Data listing:
>> BEGIN
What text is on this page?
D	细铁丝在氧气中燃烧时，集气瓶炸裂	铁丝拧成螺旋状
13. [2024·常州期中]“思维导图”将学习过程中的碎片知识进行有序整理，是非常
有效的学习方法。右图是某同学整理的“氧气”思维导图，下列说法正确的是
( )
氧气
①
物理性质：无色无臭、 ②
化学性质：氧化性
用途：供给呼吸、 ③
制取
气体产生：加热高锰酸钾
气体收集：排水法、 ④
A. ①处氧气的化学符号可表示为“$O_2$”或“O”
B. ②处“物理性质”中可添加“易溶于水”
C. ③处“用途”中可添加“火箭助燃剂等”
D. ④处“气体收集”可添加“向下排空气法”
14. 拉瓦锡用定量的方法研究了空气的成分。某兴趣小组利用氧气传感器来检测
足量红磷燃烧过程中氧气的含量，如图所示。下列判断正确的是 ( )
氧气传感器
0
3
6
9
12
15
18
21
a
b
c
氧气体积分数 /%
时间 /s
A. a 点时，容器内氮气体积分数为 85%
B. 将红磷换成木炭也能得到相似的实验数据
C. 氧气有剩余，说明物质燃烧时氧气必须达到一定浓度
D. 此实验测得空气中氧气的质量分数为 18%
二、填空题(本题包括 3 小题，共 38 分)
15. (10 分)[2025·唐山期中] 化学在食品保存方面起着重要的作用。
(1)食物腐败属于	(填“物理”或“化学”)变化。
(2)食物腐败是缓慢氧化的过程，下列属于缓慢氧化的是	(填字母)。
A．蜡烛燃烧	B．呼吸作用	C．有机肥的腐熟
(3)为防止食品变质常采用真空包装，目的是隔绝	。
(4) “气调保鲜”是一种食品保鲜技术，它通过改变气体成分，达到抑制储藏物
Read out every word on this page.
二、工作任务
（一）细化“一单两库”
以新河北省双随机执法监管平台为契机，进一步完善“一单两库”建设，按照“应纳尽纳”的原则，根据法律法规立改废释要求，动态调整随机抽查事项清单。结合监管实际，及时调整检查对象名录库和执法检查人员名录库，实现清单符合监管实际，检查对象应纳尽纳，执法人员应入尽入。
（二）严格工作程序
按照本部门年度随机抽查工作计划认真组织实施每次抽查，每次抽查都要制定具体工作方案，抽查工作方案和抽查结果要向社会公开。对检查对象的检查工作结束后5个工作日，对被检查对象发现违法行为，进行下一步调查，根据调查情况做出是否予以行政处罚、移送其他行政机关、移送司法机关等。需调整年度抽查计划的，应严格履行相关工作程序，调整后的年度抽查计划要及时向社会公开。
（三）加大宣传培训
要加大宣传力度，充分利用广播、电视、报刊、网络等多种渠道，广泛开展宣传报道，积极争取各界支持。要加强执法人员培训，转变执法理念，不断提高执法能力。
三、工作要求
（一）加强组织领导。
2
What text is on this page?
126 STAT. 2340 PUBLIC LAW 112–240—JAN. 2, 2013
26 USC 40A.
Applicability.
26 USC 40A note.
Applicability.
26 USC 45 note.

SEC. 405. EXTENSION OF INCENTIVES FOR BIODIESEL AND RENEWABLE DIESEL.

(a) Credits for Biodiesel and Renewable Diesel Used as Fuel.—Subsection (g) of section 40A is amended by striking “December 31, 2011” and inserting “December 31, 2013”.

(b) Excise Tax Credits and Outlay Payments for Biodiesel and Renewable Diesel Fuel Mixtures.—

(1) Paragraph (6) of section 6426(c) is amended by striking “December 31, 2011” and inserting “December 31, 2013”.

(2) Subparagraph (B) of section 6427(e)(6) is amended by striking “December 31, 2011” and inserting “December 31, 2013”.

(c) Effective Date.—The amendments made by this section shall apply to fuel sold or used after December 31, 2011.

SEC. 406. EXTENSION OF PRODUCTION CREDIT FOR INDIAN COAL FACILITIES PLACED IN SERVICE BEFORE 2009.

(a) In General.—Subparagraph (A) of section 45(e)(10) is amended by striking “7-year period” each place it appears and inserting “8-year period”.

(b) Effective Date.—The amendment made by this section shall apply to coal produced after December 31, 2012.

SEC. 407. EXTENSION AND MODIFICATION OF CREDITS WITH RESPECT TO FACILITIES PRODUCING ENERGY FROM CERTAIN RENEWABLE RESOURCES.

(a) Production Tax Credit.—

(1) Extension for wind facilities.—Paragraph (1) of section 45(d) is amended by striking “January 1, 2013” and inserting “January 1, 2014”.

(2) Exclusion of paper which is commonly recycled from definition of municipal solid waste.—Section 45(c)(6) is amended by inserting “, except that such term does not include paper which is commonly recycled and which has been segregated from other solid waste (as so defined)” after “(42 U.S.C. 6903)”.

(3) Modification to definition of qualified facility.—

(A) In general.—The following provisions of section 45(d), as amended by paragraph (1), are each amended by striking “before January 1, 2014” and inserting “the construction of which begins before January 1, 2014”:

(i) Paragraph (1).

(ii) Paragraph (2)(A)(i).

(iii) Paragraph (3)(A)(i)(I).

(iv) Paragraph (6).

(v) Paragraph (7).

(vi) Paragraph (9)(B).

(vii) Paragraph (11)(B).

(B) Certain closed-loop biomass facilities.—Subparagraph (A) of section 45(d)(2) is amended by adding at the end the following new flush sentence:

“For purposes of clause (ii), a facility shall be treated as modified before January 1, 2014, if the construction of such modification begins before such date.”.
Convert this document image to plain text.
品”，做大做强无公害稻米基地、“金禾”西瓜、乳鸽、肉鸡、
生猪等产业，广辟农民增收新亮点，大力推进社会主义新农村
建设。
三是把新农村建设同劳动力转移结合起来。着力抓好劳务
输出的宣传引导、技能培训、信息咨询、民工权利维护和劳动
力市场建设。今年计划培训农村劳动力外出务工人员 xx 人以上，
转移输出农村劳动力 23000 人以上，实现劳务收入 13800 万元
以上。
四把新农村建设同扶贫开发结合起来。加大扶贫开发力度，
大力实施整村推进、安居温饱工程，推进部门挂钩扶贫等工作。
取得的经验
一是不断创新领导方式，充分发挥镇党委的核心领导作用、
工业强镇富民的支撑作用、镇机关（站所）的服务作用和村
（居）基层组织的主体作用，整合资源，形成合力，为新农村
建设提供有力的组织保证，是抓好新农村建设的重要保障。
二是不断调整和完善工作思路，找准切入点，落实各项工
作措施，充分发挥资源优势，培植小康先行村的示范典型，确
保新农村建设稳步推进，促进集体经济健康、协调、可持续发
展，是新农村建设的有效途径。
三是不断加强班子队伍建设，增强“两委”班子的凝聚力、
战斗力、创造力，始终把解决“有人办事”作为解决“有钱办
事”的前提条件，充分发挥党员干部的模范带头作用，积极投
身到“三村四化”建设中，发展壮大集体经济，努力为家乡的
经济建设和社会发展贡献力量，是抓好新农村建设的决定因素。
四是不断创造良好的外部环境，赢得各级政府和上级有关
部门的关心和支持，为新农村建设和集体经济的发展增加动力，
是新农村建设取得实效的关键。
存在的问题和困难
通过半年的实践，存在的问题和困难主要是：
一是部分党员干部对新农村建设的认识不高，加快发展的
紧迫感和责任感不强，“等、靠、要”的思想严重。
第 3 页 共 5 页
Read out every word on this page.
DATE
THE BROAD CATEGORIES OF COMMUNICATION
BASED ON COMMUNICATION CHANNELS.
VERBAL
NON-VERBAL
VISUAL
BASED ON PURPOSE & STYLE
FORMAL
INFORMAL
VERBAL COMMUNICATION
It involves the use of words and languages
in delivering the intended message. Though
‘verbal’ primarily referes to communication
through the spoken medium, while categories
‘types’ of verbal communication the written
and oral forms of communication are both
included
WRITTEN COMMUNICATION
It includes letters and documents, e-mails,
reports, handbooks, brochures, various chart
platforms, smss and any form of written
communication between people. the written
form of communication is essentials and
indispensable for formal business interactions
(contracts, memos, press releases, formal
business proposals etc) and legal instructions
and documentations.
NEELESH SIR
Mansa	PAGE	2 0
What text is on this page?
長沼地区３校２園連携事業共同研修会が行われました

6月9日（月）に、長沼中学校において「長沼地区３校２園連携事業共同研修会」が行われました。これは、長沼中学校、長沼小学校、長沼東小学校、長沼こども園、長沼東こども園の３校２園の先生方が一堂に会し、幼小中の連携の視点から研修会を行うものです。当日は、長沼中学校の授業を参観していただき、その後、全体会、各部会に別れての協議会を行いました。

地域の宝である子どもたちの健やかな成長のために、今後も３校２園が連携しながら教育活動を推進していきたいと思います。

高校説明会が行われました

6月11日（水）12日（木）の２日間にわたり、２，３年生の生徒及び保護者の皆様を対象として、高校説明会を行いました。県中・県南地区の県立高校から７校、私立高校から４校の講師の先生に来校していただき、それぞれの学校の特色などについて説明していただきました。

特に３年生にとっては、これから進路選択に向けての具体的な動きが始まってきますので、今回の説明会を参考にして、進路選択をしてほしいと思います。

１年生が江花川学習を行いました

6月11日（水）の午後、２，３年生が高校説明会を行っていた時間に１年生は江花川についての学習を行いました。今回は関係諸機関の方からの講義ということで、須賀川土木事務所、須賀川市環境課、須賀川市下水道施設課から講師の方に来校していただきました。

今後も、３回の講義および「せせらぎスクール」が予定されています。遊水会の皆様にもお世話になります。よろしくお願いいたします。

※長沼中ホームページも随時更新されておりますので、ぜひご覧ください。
>> END
Check each line of the records above for "思维导图", and copy those that have it.

● TASK OUTPUT:
13. [2024·常州期中]“思维导图”将学习过程中的碎片知识进行有序整理，是非常
有效的学习方法。右图是某同学整理的“氧气”思维导图，下列说法正确的是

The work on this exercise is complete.